TASK. Rewrite the records, renaming every "interactable" to "clickable" and leaving everything else unchanged. Leave the pictures out of your answer.

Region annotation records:
########################################
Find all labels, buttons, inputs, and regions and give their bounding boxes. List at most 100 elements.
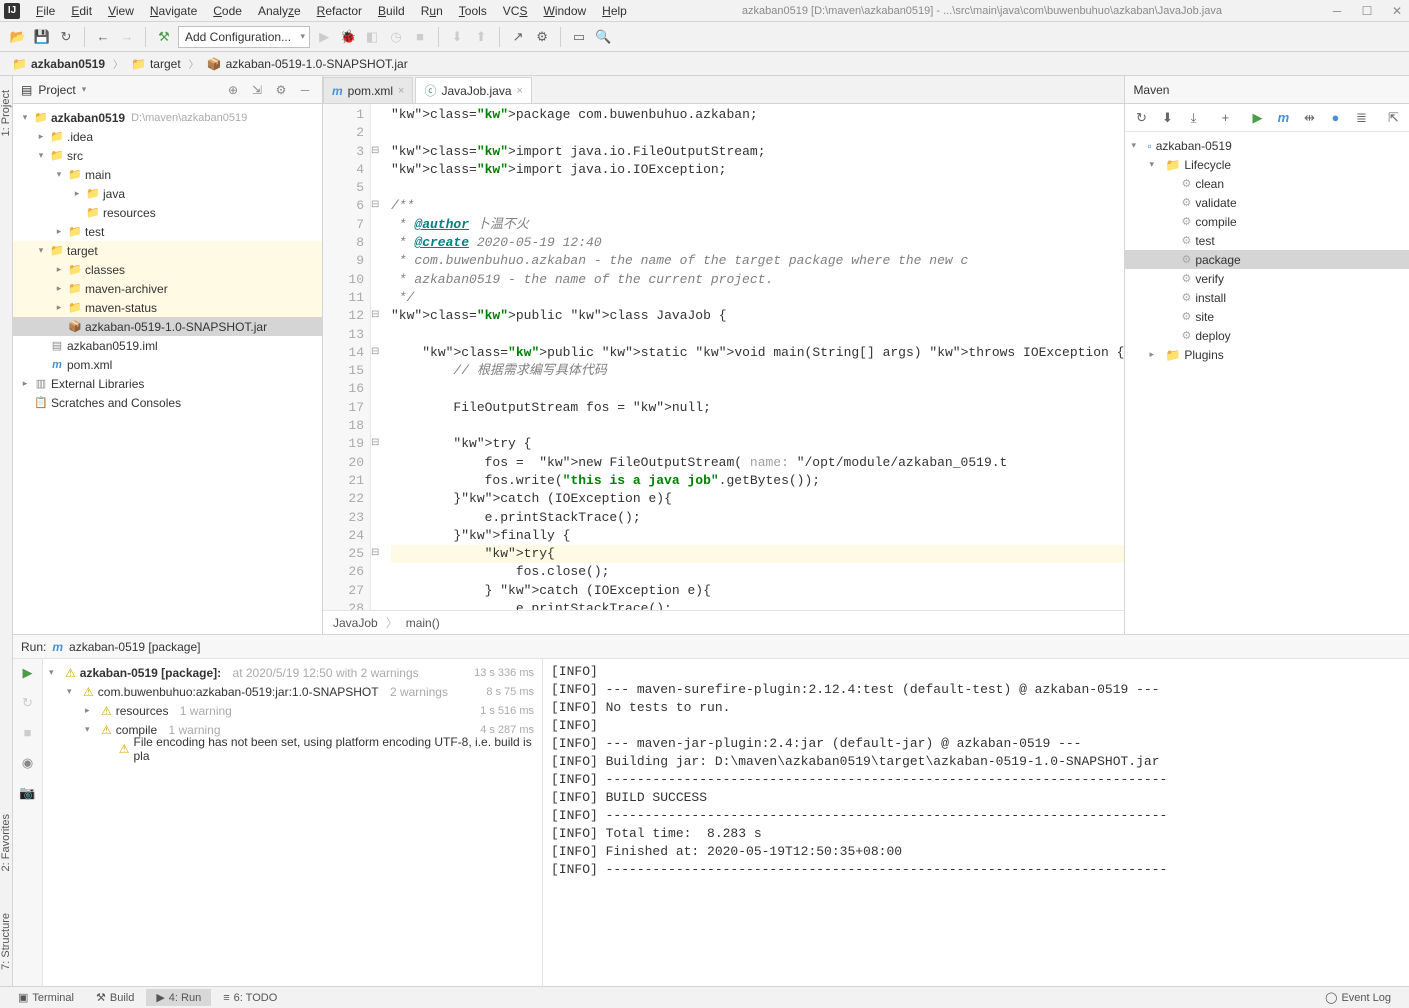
- menu-view[interactable]: View: [100, 2, 142, 20]
- tab-javajob[interactable]: ⓒJavaJob.java×: [415, 77, 532, 103]
- crumb-project[interactable]: 📁azkaban0519: [8, 57, 109, 71]
- breadcrumb-class[interactable]: JavaJob: [333, 616, 378, 630]
- show-icon[interactable]: ◉: [18, 755, 38, 775]
- forward-icon[interactable]: →: [117, 27, 137, 47]
- console-output[interactable]: [INFO][INFO] --- maven-surefire-plugin:2…: [543, 659, 1409, 986]
- crumb-target[interactable]: 📁target: [127, 57, 185, 71]
- menu-navigate[interactable]: Navigate: [142, 2, 205, 20]
- rail-structure[interactable]: 7: Structure: [0, 907, 12, 976]
- close-icon[interactable]: ×: [517, 85, 523, 97]
- menu-help[interactable]: Help: [594, 2, 635, 20]
- maven-phase-clean[interactable]: ⚙clean: [1125, 174, 1409, 193]
- menu-run[interactable]: Run: [413, 2, 451, 20]
- maven-lifecycle[interactable]: ▾📁Lifecycle: [1125, 155, 1409, 174]
- maven-phase-test[interactable]: ⚙test: [1125, 231, 1409, 250]
- tree-main[interactable]: ▾📁main: [13, 165, 322, 184]
- stab-terminal[interactable]: ▣Terminal: [8, 989, 84, 1006]
- tree-pom[interactable]: mpom.xml: [13, 355, 322, 374]
- tree-idea[interactable]: ▸📁.idea: [13, 127, 322, 146]
- run-tree-row[interactable]: ▾⚠com.buwenbuhuo:azkaban-0519:jar:1.0-SN…: [43, 682, 542, 701]
- expand-icon[interactable]: ⇲: [248, 83, 266, 97]
- download-icon[interactable]: ⤓: [1183, 108, 1203, 128]
- back-icon[interactable]: ←: [93, 27, 113, 47]
- sync-icon[interactable]: ↻: [56, 27, 76, 47]
- rail-project[interactable]: 1: Project: [0, 84, 12, 142]
- rerun-icon[interactable]: ▶: [18, 665, 38, 685]
- run-tree-row[interactable]: ⚠File encoding has not been set, using p…: [43, 739, 542, 758]
- run-icon[interactable]: ▶: [314, 27, 334, 47]
- close-button[interactable]: ✕: [1389, 4, 1405, 18]
- debug-icon[interactable]: 🐞: [338, 27, 358, 47]
- maven-phase-deploy[interactable]: ⚙deploy: [1125, 326, 1409, 345]
- tree-ext-lib[interactable]: ▸▥External Libraries: [13, 374, 322, 393]
- stab-todo[interactable]: ≡6: TODO: [213, 990, 287, 1006]
- chevron-down-icon[interactable]: ▾: [82, 84, 87, 95]
- maven-phase-verify[interactable]: ⚙verify: [1125, 269, 1409, 288]
- settings-icon[interactable]: ⚙: [532, 27, 552, 47]
- coverage-icon[interactable]: ◧: [362, 27, 382, 47]
- menu-vcs[interactable]: VCS: [495, 2, 536, 20]
- open-icon[interactable]: 📂: [8, 27, 28, 47]
- run-tree-row[interactable]: ▸⚠resources 1 warning1 s 516 ms: [43, 701, 542, 720]
- toggle-icon[interactable]: ⇹: [1299, 108, 1319, 128]
- collapse-icon[interactable]: ⇱: [1383, 108, 1403, 128]
- maven-root[interactable]: ▾▫azkaban-0519: [1125, 136, 1409, 155]
- gear-icon[interactable]: ⚙: [272, 83, 290, 97]
- reimport-icon[interactable]: ↻: [1131, 108, 1151, 128]
- tree-resources[interactable]: 📁resources: [13, 203, 322, 222]
- maven-phase-install[interactable]: ⚙install: [1125, 288, 1409, 307]
- tree-root[interactable]: ▾📁azkaban0519D:\maven\azkaban0519: [13, 108, 322, 127]
- tree-classes[interactable]: ▸📁classes: [13, 260, 322, 279]
- run-tab-label[interactable]: azkaban-0519 [package]: [69, 640, 200, 654]
- maven-phase-site[interactable]: ⚙site: [1125, 307, 1409, 326]
- maven-plugins[interactable]: ▸📁Plugins: [1125, 345, 1409, 364]
- minimize-button[interactable]: ─: [1329, 4, 1345, 18]
- hide-icon[interactable]: ─: [296, 83, 314, 97]
- stop-icon[interactable]: ■: [410, 27, 430, 47]
- dependencies-icon[interactable]: ≣: [1351, 108, 1371, 128]
- tree-maven-archiver[interactable]: ▸📁maven-archiver: [13, 279, 322, 298]
- stab-eventlog[interactable]: ◯Event Log: [1315, 989, 1401, 1006]
- maven-phase-compile[interactable]: ⚙compile: [1125, 212, 1409, 231]
- structure-icon[interactable]: ↗: [508, 27, 528, 47]
- tab-pom[interactable]: mpom.xml×: [323, 77, 413, 103]
- rail-favorites[interactable]: 2: Favorites: [0, 808, 12, 877]
- menu-build[interactable]: Build: [370, 2, 413, 20]
- generate-icon[interactable]: ⬇: [1157, 108, 1177, 128]
- menu-code[interactable]: Code: [205, 2, 250, 20]
- maximize-button[interactable]: ☐: [1359, 4, 1375, 18]
- tree-target[interactable]: ▾📁target: [13, 241, 322, 260]
- maven-phase-validate[interactable]: ⚙validate: [1125, 193, 1409, 212]
- menu-analyze[interactable]: Analyze: [250, 2, 309, 20]
- camera-icon[interactable]: 📷: [18, 785, 38, 805]
- menu-window[interactable]: Window: [535, 2, 594, 20]
- build-icon[interactable]: ⚒: [154, 27, 174, 47]
- close-icon[interactable]: ×: [398, 85, 404, 97]
- editor-body[interactable]: 1234567891011121314151617181920212223242…: [323, 104, 1124, 610]
- menu-file[interactable]: File: [28, 2, 63, 20]
- tree-src[interactable]: ▾📁src: [13, 146, 322, 165]
- vcs-commit-icon[interactable]: ⬆: [471, 27, 491, 47]
- tree-scratches[interactable]: 📋Scratches and Consoles: [13, 393, 322, 412]
- tree-java[interactable]: ▸📁java: [13, 184, 322, 203]
- menu-tools[interactable]: Tools: [451, 2, 495, 20]
- run-icon[interactable]: ▶: [1247, 108, 1267, 128]
- tablet-icon[interactable]: ▭: [569, 27, 589, 47]
- maven-phase-package[interactable]: ⚙package: [1125, 250, 1409, 269]
- tree-test[interactable]: ▸📁test: [13, 222, 322, 241]
- run-config-combo[interactable]: Add Configuration...: [178, 26, 310, 48]
- execute-icon[interactable]: m: [1273, 108, 1293, 128]
- search-icon[interactable]: 🔍: [593, 27, 613, 47]
- menu-edit[interactable]: Edit: [63, 2, 100, 20]
- tree-maven-status[interactable]: ▸📁maven-status: [13, 298, 322, 317]
- crumb-jar[interactable]: 📦azkaban-0519-1.0-SNAPSHOT.jar: [203, 57, 412, 71]
- profile-icon[interactable]: ◷: [386, 27, 406, 47]
- vcs-update-icon[interactable]: ⬇: [447, 27, 467, 47]
- stop2-icon[interactable]: ↻: [18, 695, 38, 715]
- add-icon[interactable]: +: [1215, 108, 1235, 128]
- save-icon[interactable]: 💾: [32, 27, 52, 47]
- offline-icon[interactable]: ●: [1325, 108, 1345, 128]
- stab-build[interactable]: ⚒Build: [86, 989, 144, 1006]
- tree-jar[interactable]: 📦azkaban-0519-1.0-SNAPSHOT.jar: [13, 317, 322, 336]
- tree-iml[interactable]: ▤azkaban0519.iml: [13, 336, 322, 355]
########################################
RESULT BELOW.
Find all labels, buttons, inputs, and regions and give their bounding boxes. List at most 100 elements.
- menu-view[clickable]: View: [100, 2, 142, 20]
- tab-javajob[clickable]: ⓒJavaJob.java×: [415, 77, 532, 103]
- crumb-project[clickable]: 📁azkaban0519: [8, 57, 109, 71]
- breadcrumb-class[clickable]: JavaJob: [333, 616, 378, 630]
- show-icon[clickable]: ◉: [18, 755, 38, 775]
- forward-icon[clickable]: →: [117, 27, 137, 47]
- console-output[clickable]: [INFO][INFO] --- maven-surefire-plugin:2…: [543, 659, 1409, 986]
- crumb-target[clickable]: 📁target: [127, 57, 185, 71]
- menu-navigate[clickable]: Navigate: [142, 2, 205, 20]
- rail-structure[clickable]: 7: Structure: [0, 907, 12, 976]
- close-icon[clickable]: ×: [517, 85, 523, 97]
- menu-help[clickable]: Help: [594, 2, 635, 20]
- maven-phase-clean[clickable]: ⚙clean: [1125, 174, 1409, 193]
- menu-run[clickable]: Run: [413, 2, 451, 20]
- maven-lifecycle[clickable]: ▾📁Lifecycle: [1125, 155, 1409, 174]
- maven-phase-test[clickable]: ⚙test: [1125, 231, 1409, 250]
- tree-main[clickable]: ▾📁main: [13, 165, 322, 184]
- stab-terminal[clickable]: ▣Terminal: [8, 989, 84, 1006]
- tree-pom[clickable]: mpom.xml: [13, 355, 322, 374]
- tree-idea[clickable]: ▸📁.idea: [13, 127, 322, 146]
- run-tree-row[clickable]: ▾⚠com.buwenbuhuo:azkaban-0519:jar:1.0-SN…: [43, 682, 542, 701]
- expand-icon[clickable]: ⇲: [248, 83, 266, 97]
- download-icon[clickable]: ⤓: [1183, 108, 1203, 128]
- back-icon[clickable]: ←: [93, 27, 113, 47]
- sync-icon[clickable]: ↻: [56, 27, 76, 47]
- rail-project[clickable]: 1: Project: [0, 84, 12, 142]
- rerun-icon[clickable]: ▶: [18, 665, 38, 685]
- run-tree-row[clickable]: ⚠File encoding has not been set, using p…: [43, 739, 542, 758]
- run-icon[clickable]: ▶: [314, 27, 334, 47]
- close-button[clickable]: ✕: [1389, 4, 1405, 18]
- debug-icon[clickable]: 🐞: [338, 27, 358, 47]
- maven-phase-deploy[clickable]: ⚙deploy: [1125, 326, 1409, 345]
- tree-ext-lib[clickable]: ▸▥External Libraries: [13, 374, 322, 393]
- stab-todo[clickable]: ≡6: TODO: [213, 990, 287, 1006]
- chevron-down-icon[clickable]: ▾: [82, 84, 87, 95]
- maven-phase-verify[clickable]: ⚙verify: [1125, 269, 1409, 288]
- settings-icon[clickable]: ⚙: [532, 27, 552, 47]
- coverage-icon[clickable]: ◧: [362, 27, 382, 47]
- menu-vcs[clickable]: VCS: [495, 2, 536, 20]
- open-icon[clickable]: 📂: [8, 27, 28, 47]
- run-tree-row[clickable]: ▸⚠resources 1 warning1 s 516 ms: [43, 701, 542, 720]
- toggle-icon[clickable]: ⇹: [1299, 108, 1319, 128]
- collapse-icon[clickable]: ⇱: [1383, 108, 1403, 128]
- maven-root[clickable]: ▾▫azkaban-0519: [1125, 136, 1409, 155]
- gear-icon[clickable]: ⚙: [272, 83, 290, 97]
- reimport-icon[clickable]: ↻: [1131, 108, 1151, 128]
- tree-resources[clickable]: 📁resources: [13, 203, 322, 222]
- maven-phase-install[clickable]: ⚙install: [1125, 288, 1409, 307]
- tree-root[clickable]: ▾📁azkaban0519D:\maven\azkaban0519: [13, 108, 322, 127]
- tree-classes[clickable]: ▸📁classes: [13, 260, 322, 279]
- run-tab-label[clickable]: azkaban-0519 [package]: [69, 640, 200, 654]
- maven-phase-site[clickable]: ⚙site: [1125, 307, 1409, 326]
- maven-plugins[clickable]: ▸📁Plugins: [1125, 345, 1409, 364]
- minimize-button[clickable]: ─: [1329, 4, 1345, 18]
- hide-icon[clickable]: ─: [296, 83, 314, 97]
- stop-icon[clickable]: ■: [410, 27, 430, 47]
- dependencies-icon[clickable]: ≣: [1351, 108, 1371, 128]
- tree-maven-archiver[clickable]: ▸📁maven-archiver: [13, 279, 322, 298]
- stab-eventlog[clickable]: ◯Event Log: [1315, 989, 1401, 1006]
- maven-phase-compile[clickable]: ⚙compile: [1125, 212, 1409, 231]
- structure-icon[clickable]: ↗: [508, 27, 528, 47]
- tab-pom[clickable]: mpom.xml×: [323, 77, 413, 103]
- rail-favorites[clickable]: 2: Favorites: [0, 808, 12, 877]
- menu-build[clickable]: Build: [370, 2, 413, 20]
- generate-icon[clickable]: ⬇: [1157, 108, 1177, 128]
- menu-code[clickable]: Code: [205, 2, 250, 20]
- maximize-button[clickable]: ☐: [1359, 4, 1375, 18]
- tree-target[clickable]: ▾📁target: [13, 241, 322, 260]
- maven-phase-validate[clickable]: ⚙validate: [1125, 193, 1409, 212]
- menu-analyze[clickable]: Analyze: [250, 2, 309, 20]
- camera-icon[clickable]: 📷: [18, 785, 38, 805]
- menu-window[clickable]: Window: [535, 2, 594, 20]
- build-icon[clickable]: ⚒: [154, 27, 174, 47]
- close-icon[clickable]: ×: [398, 85, 404, 97]
- editor-body[clickable]: 1234567891011121314151617181920212223242…: [323, 104, 1124, 610]
- menu-file[clickable]: File: [28, 2, 63, 20]
- tree-src[clickable]: ▾📁src: [13, 146, 322, 165]
- vcs-commit-icon[clickable]: ⬆: [471, 27, 491, 47]
- tree-scratches[clickable]: 📋Scratches and Consoles: [13, 393, 322, 412]
- tree-java[clickable]: ▸📁java: [13, 184, 322, 203]
- menu-tools[clickable]: Tools: [451, 2, 495, 20]
- run-icon[clickable]: ▶: [1247, 108, 1267, 128]
- tablet-icon[clickable]: ▭: [569, 27, 589, 47]
- maven-phase-package[clickable]: ⚙package: [1125, 250, 1409, 269]
- tree-test[clickable]: ▸📁test: [13, 222, 322, 241]
- run-config-combo[clickable]: Add Configuration...: [178, 26, 310, 48]
- execute-icon[clickable]: m: [1273, 108, 1293, 128]
- search-icon[clickable]: 🔍: [593, 27, 613, 47]
- menu-edit[clickable]: Edit: [63, 2, 100, 20]
- tree-maven-status[clickable]: ▸📁maven-status: [13, 298, 322, 317]
- crumb-jar[clickable]: 📦azkaban-0519-1.0-SNAPSHOT.jar: [203, 57, 412, 71]
- profile-icon[clickable]: ◷: [386, 27, 406, 47]
- vcs-update-icon[clickable]: ⬇: [447, 27, 467, 47]
- stop2-icon[clickable]: ↻: [18, 695, 38, 715]
- add-icon[clickable]: +: [1215, 108, 1235, 128]
- save-icon[clickable]: 💾: [32, 27, 52, 47]
- offline-icon[clickable]: ●: [1325, 108, 1345, 128]
- stab-build[clickable]: ⚒Build: [86, 989, 144, 1006]
- tree-jar[clickable]: 📦azkaban-0519-1.0-SNAPSHOT.jar: [13, 317, 322, 336]
- tree-iml[clickable]: ▤azkaban0519.iml: [13, 336, 322, 355]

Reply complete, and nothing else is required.